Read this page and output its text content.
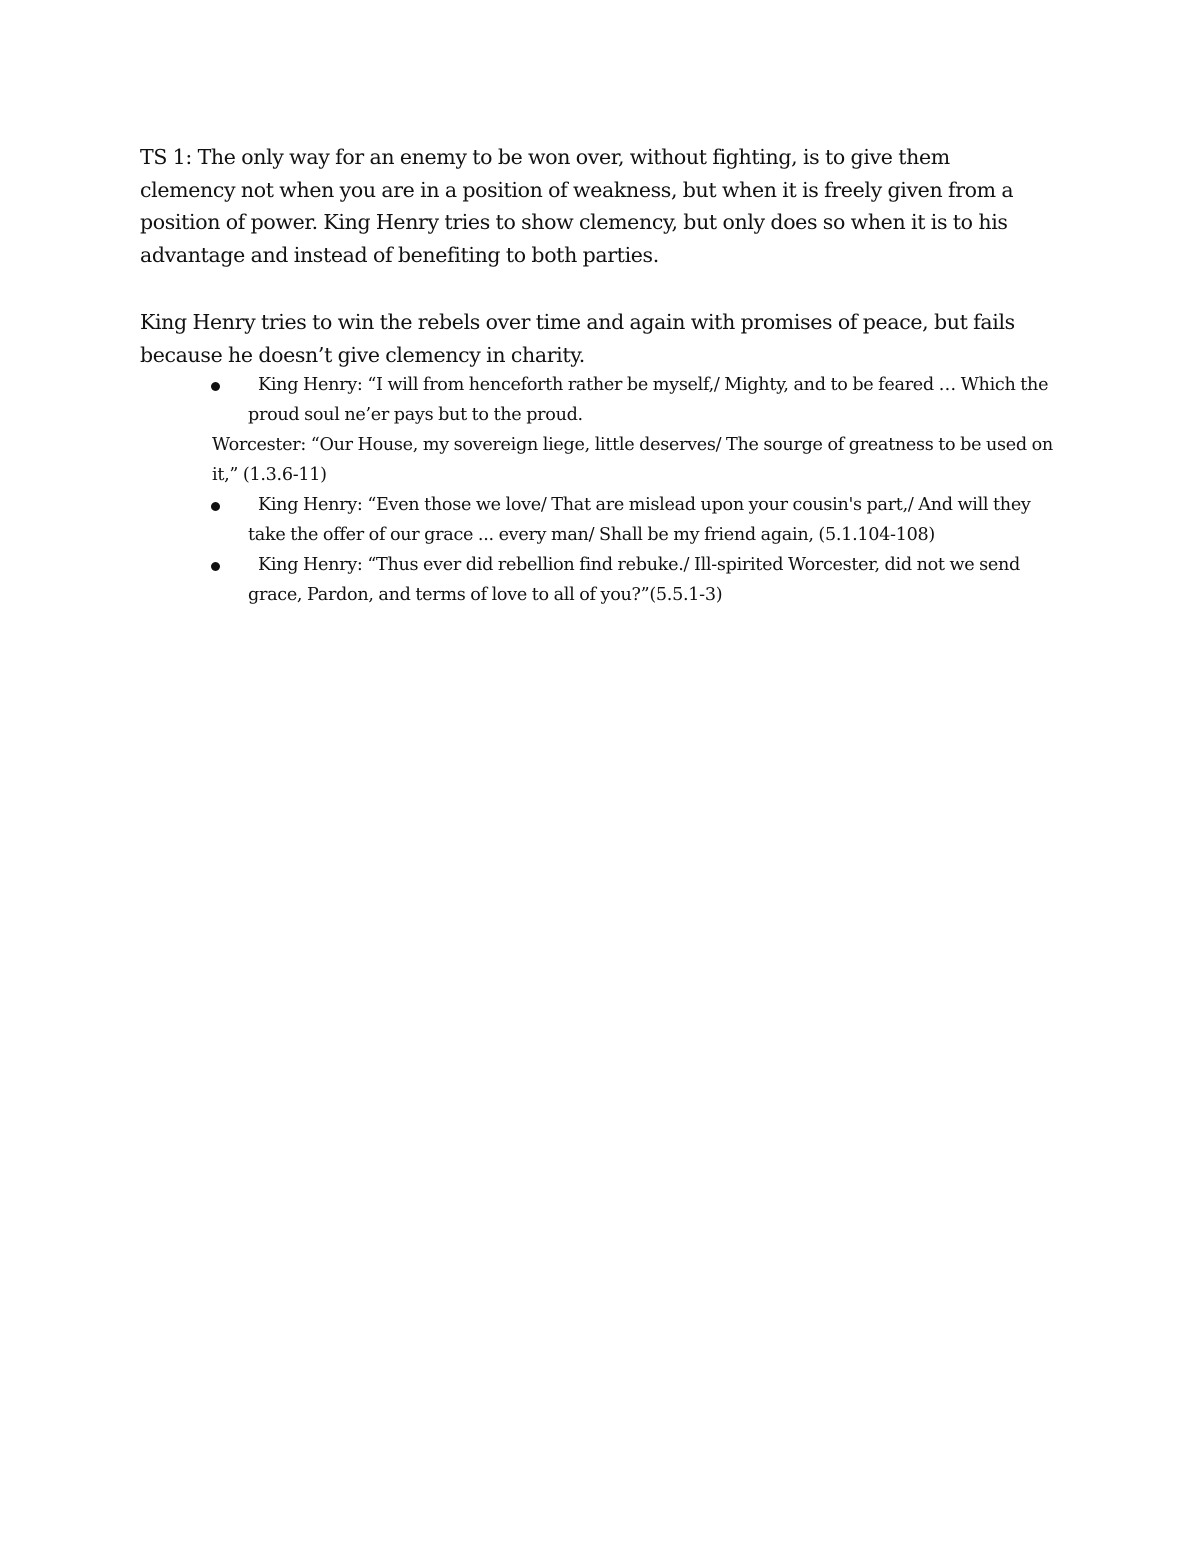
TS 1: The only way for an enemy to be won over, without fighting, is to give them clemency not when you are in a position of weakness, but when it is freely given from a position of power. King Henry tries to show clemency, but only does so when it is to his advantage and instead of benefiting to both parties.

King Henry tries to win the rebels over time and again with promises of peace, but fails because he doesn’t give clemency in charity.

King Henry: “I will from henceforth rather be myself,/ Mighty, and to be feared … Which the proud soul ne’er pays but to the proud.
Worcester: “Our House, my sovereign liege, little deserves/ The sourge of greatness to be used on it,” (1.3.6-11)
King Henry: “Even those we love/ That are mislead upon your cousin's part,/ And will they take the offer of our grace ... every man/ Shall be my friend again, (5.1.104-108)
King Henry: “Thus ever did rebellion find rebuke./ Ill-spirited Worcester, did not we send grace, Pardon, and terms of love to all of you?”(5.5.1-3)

************

*INSTRUCTION*: Reproduce the full material exactly, excluding the pictures.

*PROBLEM SOLUTION*:
Read this page and output its text content.
TS 1: The only way for an enemy to be won over, without fighting, is to give them clemency not when you are in a position of weakness, but when it is freely given from a position of power. King Henry tries to show clemency, but only does so when it is to his advantage and instead of benefiting to both parties.

King Henry tries to win the rebels over time and again with promises of peace, but fails because he doesn’t give clemency in charity.

King Henry: “I will from henceforth rather be myself,/ Mighty, and to be feared … Which the proud soul ne’er pays but to the proud.
Worcester: “Our House, my sovereign liege, little deserves/ The sourge of greatness to be used on it,” (1.3.6-11)
King Henry: “Even those we love/ That are mislead upon your cousin's part,/ And will they take the offer of our grace ... every man/ Shall be my friend again, (5.1.104-108)
King Henry: “Thus ever did rebellion find rebuke./ Ill-spirited Worcester, did not we send grace, Pardon, and terms of love to all of you?”(5.5.1-3)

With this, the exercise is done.